▶ _Data for processing_:
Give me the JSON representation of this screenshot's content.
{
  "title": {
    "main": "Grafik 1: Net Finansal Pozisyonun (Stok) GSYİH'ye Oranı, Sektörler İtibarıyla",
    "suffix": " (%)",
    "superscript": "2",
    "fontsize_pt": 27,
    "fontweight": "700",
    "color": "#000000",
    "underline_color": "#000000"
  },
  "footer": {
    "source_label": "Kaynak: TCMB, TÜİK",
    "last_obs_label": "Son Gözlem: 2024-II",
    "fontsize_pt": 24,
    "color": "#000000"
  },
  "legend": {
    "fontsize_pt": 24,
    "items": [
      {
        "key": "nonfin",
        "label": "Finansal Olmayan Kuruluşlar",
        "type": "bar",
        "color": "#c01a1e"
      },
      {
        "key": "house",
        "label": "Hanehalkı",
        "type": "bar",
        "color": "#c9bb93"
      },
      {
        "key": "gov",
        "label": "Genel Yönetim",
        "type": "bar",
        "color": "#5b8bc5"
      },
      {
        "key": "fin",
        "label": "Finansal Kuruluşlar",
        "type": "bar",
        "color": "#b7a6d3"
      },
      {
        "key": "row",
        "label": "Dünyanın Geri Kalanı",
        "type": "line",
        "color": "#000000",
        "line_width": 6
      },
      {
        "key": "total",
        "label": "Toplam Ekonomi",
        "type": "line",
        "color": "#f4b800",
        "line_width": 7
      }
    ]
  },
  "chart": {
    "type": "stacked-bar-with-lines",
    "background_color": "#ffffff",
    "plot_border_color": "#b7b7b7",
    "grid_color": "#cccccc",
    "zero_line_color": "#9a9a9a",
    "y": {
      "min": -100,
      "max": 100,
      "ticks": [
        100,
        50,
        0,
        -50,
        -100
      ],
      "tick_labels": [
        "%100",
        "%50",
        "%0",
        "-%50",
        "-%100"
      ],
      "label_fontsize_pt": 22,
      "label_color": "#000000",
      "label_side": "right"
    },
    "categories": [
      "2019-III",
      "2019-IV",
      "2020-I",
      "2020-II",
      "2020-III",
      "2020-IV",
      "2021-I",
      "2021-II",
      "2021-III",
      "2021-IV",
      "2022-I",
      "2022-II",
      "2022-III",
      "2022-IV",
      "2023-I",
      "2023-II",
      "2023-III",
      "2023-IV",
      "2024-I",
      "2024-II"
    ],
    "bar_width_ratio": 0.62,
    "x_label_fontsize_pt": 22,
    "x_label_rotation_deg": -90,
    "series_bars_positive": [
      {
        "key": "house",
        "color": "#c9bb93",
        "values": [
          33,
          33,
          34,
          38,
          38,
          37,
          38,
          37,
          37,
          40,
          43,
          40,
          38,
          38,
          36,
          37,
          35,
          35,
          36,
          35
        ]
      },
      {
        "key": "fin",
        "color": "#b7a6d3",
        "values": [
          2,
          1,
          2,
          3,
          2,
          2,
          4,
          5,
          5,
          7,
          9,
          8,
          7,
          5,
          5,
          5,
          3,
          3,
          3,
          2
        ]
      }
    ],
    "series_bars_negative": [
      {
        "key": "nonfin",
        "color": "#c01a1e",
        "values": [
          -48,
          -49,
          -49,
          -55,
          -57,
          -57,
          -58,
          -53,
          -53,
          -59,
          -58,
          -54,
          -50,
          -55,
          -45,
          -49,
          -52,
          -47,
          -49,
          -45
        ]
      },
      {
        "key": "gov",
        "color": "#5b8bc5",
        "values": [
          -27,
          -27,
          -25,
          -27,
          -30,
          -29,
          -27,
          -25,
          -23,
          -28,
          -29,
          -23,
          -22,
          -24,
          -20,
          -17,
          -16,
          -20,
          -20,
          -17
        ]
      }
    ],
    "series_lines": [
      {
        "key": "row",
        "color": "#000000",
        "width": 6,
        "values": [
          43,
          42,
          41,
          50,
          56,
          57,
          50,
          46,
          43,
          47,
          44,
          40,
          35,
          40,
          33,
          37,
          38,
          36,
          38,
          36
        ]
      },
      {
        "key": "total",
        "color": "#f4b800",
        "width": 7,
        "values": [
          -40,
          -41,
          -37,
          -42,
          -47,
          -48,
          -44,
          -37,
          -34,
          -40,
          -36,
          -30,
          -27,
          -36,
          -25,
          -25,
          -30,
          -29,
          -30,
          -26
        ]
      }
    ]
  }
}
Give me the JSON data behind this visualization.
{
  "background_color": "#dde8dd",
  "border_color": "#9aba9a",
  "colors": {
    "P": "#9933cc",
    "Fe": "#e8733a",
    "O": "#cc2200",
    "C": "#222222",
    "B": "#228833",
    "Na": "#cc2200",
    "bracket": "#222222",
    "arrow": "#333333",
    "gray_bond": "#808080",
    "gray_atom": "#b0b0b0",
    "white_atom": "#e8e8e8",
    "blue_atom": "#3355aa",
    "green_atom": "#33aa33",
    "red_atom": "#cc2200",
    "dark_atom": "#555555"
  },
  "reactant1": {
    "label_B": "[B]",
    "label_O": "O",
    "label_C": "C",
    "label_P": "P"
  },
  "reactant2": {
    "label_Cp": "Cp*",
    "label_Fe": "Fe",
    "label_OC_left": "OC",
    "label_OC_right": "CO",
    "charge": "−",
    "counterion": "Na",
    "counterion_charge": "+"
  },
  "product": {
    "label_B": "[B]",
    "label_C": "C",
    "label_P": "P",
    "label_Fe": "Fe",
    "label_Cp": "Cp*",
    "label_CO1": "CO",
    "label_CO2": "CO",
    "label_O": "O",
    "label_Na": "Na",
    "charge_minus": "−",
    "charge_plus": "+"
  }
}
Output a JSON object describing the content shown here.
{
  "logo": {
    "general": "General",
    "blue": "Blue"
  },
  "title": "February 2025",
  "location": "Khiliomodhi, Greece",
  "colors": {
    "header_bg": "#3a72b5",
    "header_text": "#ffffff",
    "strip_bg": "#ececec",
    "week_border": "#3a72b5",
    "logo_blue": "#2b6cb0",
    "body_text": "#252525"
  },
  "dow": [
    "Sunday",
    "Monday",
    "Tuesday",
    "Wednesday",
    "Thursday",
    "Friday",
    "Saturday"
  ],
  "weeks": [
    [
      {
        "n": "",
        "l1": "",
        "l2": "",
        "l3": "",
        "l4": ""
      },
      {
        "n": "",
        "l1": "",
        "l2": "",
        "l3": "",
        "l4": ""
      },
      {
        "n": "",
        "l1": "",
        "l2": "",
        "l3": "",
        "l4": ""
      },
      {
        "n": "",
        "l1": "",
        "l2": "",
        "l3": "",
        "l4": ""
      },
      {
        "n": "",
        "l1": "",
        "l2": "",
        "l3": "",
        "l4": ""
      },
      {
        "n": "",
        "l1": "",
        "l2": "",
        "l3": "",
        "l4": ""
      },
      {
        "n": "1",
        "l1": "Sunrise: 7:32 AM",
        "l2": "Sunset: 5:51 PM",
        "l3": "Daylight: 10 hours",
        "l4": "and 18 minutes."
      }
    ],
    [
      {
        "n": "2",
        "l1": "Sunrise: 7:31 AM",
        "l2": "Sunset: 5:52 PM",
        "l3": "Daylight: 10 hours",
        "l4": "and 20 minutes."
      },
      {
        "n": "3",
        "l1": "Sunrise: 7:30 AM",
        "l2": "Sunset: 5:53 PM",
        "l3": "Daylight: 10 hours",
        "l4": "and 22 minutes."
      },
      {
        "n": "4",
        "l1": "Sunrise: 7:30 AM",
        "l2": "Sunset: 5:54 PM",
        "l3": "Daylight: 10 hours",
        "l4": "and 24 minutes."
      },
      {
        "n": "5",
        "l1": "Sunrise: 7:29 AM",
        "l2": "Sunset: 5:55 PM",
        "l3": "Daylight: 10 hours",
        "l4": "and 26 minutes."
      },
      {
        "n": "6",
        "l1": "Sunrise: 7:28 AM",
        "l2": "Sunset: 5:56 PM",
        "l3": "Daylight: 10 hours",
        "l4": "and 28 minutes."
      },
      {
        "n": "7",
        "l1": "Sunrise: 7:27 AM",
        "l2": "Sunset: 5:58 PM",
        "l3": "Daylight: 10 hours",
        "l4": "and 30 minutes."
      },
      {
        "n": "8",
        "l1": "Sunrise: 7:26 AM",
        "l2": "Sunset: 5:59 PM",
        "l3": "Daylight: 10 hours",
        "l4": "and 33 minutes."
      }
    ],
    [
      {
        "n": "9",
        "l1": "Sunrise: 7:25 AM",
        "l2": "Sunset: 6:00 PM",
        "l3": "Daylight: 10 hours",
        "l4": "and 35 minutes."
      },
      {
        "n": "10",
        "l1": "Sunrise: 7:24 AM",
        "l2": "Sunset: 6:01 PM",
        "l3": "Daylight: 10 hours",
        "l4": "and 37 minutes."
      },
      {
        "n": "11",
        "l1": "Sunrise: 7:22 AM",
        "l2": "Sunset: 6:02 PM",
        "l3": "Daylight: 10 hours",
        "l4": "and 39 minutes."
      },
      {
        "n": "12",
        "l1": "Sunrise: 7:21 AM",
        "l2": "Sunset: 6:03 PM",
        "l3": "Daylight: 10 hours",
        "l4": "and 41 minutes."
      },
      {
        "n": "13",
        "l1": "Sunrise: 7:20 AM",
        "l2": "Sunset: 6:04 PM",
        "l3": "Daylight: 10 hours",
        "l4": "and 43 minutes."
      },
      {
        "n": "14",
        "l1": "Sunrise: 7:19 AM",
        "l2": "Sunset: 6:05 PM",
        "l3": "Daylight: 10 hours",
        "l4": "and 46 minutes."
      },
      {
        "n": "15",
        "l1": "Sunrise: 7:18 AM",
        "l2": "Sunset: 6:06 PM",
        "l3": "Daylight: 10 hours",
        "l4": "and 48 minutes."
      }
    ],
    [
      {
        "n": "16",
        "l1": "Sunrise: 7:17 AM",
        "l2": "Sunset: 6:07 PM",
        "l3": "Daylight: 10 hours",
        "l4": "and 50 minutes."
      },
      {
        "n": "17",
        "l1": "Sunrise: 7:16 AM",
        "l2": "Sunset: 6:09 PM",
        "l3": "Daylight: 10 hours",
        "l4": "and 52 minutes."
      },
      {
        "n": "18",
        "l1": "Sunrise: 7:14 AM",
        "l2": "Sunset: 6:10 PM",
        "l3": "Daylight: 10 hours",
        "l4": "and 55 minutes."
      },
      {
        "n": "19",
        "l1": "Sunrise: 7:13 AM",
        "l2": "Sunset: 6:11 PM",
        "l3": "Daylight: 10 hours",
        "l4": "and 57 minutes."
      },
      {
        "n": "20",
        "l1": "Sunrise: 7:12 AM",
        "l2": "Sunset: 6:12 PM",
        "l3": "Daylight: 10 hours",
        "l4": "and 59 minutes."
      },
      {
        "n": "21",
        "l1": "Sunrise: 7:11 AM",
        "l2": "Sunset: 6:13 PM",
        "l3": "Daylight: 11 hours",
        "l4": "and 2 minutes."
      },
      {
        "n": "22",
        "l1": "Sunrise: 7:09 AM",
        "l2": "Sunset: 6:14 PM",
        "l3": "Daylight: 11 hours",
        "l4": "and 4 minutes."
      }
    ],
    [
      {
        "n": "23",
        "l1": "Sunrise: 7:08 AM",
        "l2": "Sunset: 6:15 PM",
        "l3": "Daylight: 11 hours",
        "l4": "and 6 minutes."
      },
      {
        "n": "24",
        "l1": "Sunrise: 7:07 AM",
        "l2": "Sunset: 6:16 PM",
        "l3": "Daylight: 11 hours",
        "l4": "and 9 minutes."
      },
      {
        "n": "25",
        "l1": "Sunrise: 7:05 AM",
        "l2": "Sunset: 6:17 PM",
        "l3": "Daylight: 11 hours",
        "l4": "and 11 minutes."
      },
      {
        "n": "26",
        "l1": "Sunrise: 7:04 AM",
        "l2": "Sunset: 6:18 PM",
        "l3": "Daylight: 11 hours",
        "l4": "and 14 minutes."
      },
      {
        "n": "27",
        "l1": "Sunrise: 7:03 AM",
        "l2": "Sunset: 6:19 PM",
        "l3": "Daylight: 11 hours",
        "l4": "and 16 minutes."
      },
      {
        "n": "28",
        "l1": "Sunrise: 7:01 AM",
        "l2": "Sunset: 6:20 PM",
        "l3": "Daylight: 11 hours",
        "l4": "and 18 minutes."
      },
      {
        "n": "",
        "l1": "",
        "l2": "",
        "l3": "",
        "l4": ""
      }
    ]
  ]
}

▶ _Exercise requirements_:
Gather each line from the listing above that holds "JSON".

▶ _Result of the task_:
Give me the JSON representation of this screenshot's content.
Give me the JSON data behind this visualization.
Output a JSON object describing the content shown here.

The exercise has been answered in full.